*EXERCISE PROMPT*
Reproduce the listing word for word, leaving every picture behind.

########################################

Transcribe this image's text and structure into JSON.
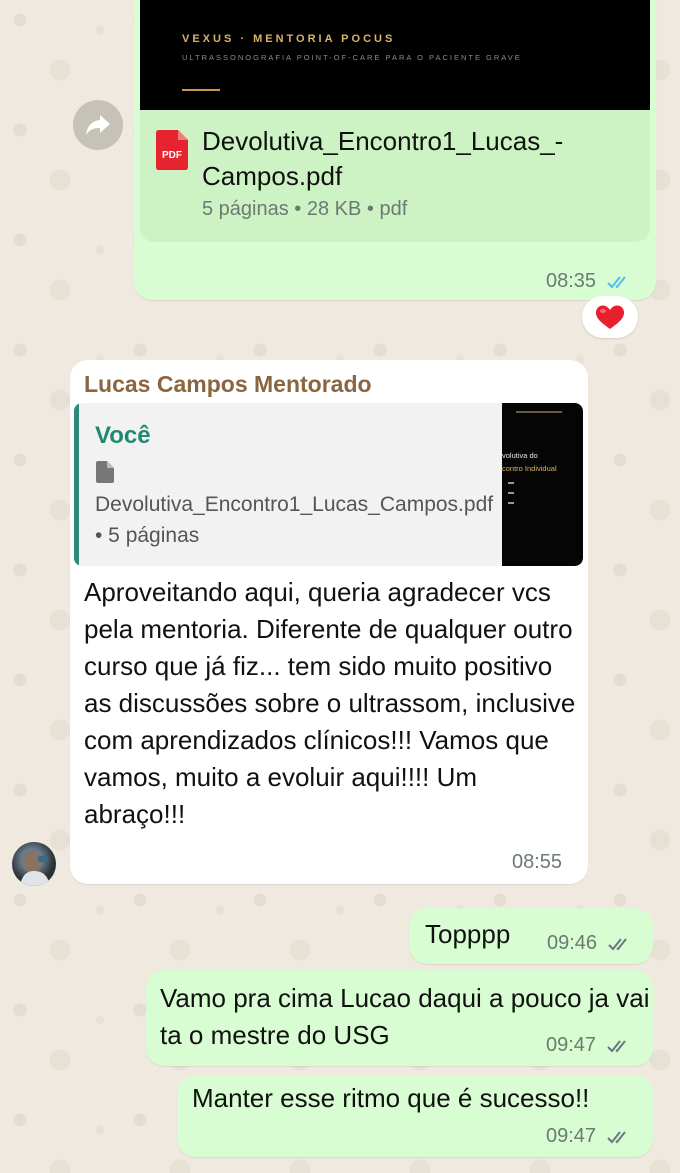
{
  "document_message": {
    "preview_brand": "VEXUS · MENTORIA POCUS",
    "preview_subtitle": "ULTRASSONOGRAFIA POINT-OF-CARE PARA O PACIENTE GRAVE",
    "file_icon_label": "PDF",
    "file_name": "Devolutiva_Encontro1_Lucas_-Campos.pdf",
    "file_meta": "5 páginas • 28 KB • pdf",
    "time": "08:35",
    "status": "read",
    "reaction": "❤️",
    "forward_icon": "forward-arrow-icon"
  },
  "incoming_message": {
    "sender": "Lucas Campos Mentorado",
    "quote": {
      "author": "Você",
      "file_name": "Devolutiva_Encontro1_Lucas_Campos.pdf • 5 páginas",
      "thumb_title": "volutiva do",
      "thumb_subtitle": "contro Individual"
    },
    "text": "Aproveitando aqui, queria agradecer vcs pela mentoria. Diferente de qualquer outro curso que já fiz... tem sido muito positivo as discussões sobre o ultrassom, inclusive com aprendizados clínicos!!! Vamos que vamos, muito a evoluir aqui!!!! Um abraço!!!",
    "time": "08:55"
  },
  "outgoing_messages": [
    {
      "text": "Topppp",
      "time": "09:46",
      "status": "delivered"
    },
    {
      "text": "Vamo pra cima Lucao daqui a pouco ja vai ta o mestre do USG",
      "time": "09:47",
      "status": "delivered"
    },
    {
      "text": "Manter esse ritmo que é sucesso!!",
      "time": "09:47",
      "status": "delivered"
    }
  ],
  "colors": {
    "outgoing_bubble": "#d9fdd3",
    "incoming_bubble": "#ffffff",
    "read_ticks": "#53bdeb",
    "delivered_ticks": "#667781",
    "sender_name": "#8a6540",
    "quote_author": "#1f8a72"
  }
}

########################################

*EXPECTED ANSWER*
Transcribe this image's text and structure into JSON.
{
  "document_message": {
    "preview_brand": "VEXUS · MENTORIA POCUS",
    "preview_subtitle": "ULTRASSONOGRAFIA POINT-OF-CARE PARA O PACIENTE GRAVE",
    "file_icon_label": "PDF",
    "file_name": "Devolutiva_Encontro1_Lucas_-Campos.pdf",
    "file_meta": "5 páginas • 28 KB • pdf",
    "time": "08:35",
    "status": "read",
    "reaction": "❤️",
    "forward_icon": "forward-arrow-icon"
  },
  "incoming_message": {
    "sender": "Lucas Campos Mentorado",
    "quote": {
      "author": "Você",
      "file_name": "Devolutiva_Encontro1_Lucas_Campos.pdf • 5 páginas",
      "thumb_title": "volutiva do",
      "thumb_subtitle": "contro Individual"
    },
    "text": "Aproveitando aqui, queria agradecer vcs pela mentoria. Diferente de qualquer outro curso que já fiz... tem sido muito positivo as discussões sobre o ultrassom, inclusive com aprendizados clínicos!!! Vamos que vamos, muito a evoluir aqui!!!! Um abraço!!!",
    "time": "08:55"
  },
  "outgoing_messages": [
    {
      "text": "Topppp",
      "time": "09:46",
      "status": "delivered"
    },
    {
      "text": "Vamo pra cima Lucao daqui a pouco ja vai ta o mestre do USG",
      "time": "09:47",
      "status": "delivered"
    },
    {
      "text": "Manter esse ritmo que é sucesso!!",
      "time": "09:47",
      "status": "delivered"
    }
  ],
  "colors": {
    "outgoing_bubble": "#d9fdd3",
    "incoming_bubble": "#ffffff",
    "read_ticks": "#53bdeb",
    "delivered_ticks": "#667781",
    "sender_name": "#8a6540",
    "quote_author": "#1f8a72"
  }
}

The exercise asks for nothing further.